**DIRECTIONS**
Turn the lines of each entry below into a Markdown table with two columns, Row and Line: number the rows in order, put each line's text in the Line column, and skip any blank lines.

-- Start DATA SHOWN --

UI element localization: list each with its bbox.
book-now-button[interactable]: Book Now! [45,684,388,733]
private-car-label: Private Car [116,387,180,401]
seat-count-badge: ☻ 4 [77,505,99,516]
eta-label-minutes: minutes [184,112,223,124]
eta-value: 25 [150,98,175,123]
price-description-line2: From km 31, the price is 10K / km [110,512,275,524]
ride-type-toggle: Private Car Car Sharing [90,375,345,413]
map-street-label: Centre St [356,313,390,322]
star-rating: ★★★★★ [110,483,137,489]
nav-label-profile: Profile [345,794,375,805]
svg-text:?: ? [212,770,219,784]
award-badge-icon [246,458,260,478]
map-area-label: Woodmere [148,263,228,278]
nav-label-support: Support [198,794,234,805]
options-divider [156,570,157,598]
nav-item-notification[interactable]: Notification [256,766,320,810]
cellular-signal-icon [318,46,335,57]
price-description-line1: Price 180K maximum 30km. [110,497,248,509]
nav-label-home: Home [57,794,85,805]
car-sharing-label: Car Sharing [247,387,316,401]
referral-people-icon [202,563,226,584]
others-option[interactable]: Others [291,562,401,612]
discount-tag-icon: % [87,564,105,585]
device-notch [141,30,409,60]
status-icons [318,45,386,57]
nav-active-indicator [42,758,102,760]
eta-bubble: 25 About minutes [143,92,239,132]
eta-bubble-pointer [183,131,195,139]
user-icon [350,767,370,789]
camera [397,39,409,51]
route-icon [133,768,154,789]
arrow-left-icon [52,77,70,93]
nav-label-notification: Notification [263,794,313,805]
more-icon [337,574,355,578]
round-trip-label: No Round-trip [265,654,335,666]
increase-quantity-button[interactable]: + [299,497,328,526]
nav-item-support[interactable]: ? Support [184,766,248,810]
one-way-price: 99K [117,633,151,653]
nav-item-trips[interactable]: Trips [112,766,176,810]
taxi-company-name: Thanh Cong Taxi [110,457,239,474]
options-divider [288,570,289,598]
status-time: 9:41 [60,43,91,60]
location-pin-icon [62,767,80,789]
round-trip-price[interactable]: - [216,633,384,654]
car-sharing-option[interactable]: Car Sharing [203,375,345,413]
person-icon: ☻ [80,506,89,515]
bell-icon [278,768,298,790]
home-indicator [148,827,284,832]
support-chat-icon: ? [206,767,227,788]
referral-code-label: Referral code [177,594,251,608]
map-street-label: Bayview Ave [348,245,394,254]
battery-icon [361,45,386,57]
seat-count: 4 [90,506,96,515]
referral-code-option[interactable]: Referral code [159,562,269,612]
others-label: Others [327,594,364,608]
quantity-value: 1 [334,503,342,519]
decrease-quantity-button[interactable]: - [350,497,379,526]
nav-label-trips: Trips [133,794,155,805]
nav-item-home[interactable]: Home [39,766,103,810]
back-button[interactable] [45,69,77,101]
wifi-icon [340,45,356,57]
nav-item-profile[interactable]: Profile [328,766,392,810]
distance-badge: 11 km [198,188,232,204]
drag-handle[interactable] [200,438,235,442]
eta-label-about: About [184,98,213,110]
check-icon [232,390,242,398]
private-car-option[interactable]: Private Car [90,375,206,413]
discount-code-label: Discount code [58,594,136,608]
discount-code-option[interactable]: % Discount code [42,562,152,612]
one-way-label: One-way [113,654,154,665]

-- End DATA SHOWN --

**RESULT OF THE TASK**
| Row | Line |
|---|---|
| 1 | UI element localization: list each with its bbox. |
| 2 | book-now-button[interactable]: Book Now! [45,684,388,733] |
| 3 | private-car-label: Private Car [116,387,180,401] |
| 4 | seat-count-badge: ☻ 4 [77,505,99,516] |
| 5 | eta-label-minutes: minutes [184,112,223,124] |
| 6 | eta-value: 25 [150,98,175,123] |
| 7 | price-description-line2: From km 31, the price is 10K / km [110,512,275,524] |
| 8 | ride-type-toggle: Private Car Car Sharing [90,375,345,413] |
| 9 | map-street-label: Centre St [356,313,390,322] |
| 10 | star-rating: ★★★★★ [110,483,137,489] |
| 11 | nav-label-profile: Profile [345,794,375,805] |
| 12 | svg-text:?: ? [212,770,219,784] |
| 13 | award-badge-icon [246,458,260,478] |
| 14 | map-area-label: Woodmere [148,263,228,278] |
| 15 | nav-label-support: Support [198,794,234,805] |
| 16 | options-divider [156,570,157,598] |
| 17 | nav-item-notification[interactable]: Notification [256,766,320,810] |
| 18 | cellular-signal-icon [318,46,335,57] |
| 19 | price-description-line1: Price 180K maximum 30km. [110,497,248,509] |
| 20 | nav-label-home: Home [57,794,85,805] |
| 21 | car-sharing-label: Car Sharing [247,387,316,401] |
| 22 | referral-people-icon [202,563,226,584] |
| 23 | others-option[interactable]: Others [291,562,401,612] |
| 24 | discount-tag-icon: % [87,564,105,585] |
| 25 | device-notch [141,30,409,60] |
| 26 | status-icons [318,45,386,57] |
| 27 | nav-active-indicator [42,758,102,760] |
| 28 | eta-bubble: 25 About minutes [143,92,239,132] |
| 29 | eta-bubble-pointer [183,131,195,139] |
| 30 | user-icon [350,767,370,789] |
| 31 | camera [397,39,409,51] |
| 32 | route-icon [133,768,154,789] |
| 33 | arrow-left-icon [52,77,70,93] |
| 34 | nav-label-notification: Notification [263,794,313,805] |
| 35 | more-icon [337,574,355,578] |
| 36 | round-trip-label: No Round-trip [265,654,335,666] |
| 37 | increase-quantity-button[interactable]: + [299,497,328,526] |
| 38 | nav-item-support[interactable]: ? Support [184,766,248,810] |
| 39 | one-way-price: 99K [117,633,151,653] |
| 40 | nav-item-trips[interactable]: Trips [112,766,176,810] |
| 41 | taxi-company-name: Thanh Cong Taxi [110,457,239,474] |
| 42 | options-divider [288,570,289,598] |
| 43 | status-time: 9:41 [60,43,91,60] |
| 44 | location-pin-icon [62,767,80,789] |
| 45 | round-trip-price[interactable]: - [216,633,384,654] |
| 46 | car-sharing-option[interactable]: Car Sharing [203,375,345,413] |
| 47 | person-icon: ☻ [80,506,89,515] |
| 48 | bell-icon [278,768,298,790] |
| 49 | home-indicator [148,827,284,832] |
| 50 | support-chat-icon: ? [206,767,227,788] |
| 51 | referral-code-label: Referral code [177,594,251,608] |
| 52 | map-street-label: Bayview Ave [348,245,394,254] |
| 53 | battery-icon [361,45,386,57] |
| 54 | seat-count: 4 [90,506,96,515] |
| 55 | referral-code-option[interactable]: Referral code [159,562,269,612] |
| 56 | others-label: Others [327,594,364,608] |
| 57 | quantity-value: 1 [334,503,342,519] |
| 58 | decrease-quantity-button[interactable]: - [350,497,379,526] |
| 59 | nav-label-trips: Trips [133,794,155,805] |
| 60 | nav-item-home[interactable]: Home [39,766,103,810] |
| 61 | back-button[interactable] [45,69,77,101] |
| 62 | wifi-icon [340,45,356,57] |
| 63 | nav-item-profile[interactable]: Profile [328,766,392,810] |
| 64 | distance-badge: 11 km [198,188,232,204] |
| 65 | drag-handle[interactable] [200,438,235,442] |
| 66 | eta-label-about: About [184,98,213,110] |
| 67 | check-icon [232,390,242,398] |
| 68 | private-car-option[interactable]: Private Car [90,375,206,413] |
| 69 | discount-code-label: Discount code [58,594,136,608] |
| 70 | discount-code-option[interactable]: % Discount code [42,562,152,612] |
| 71 | one-way-label: One-way [113,654,154,665] |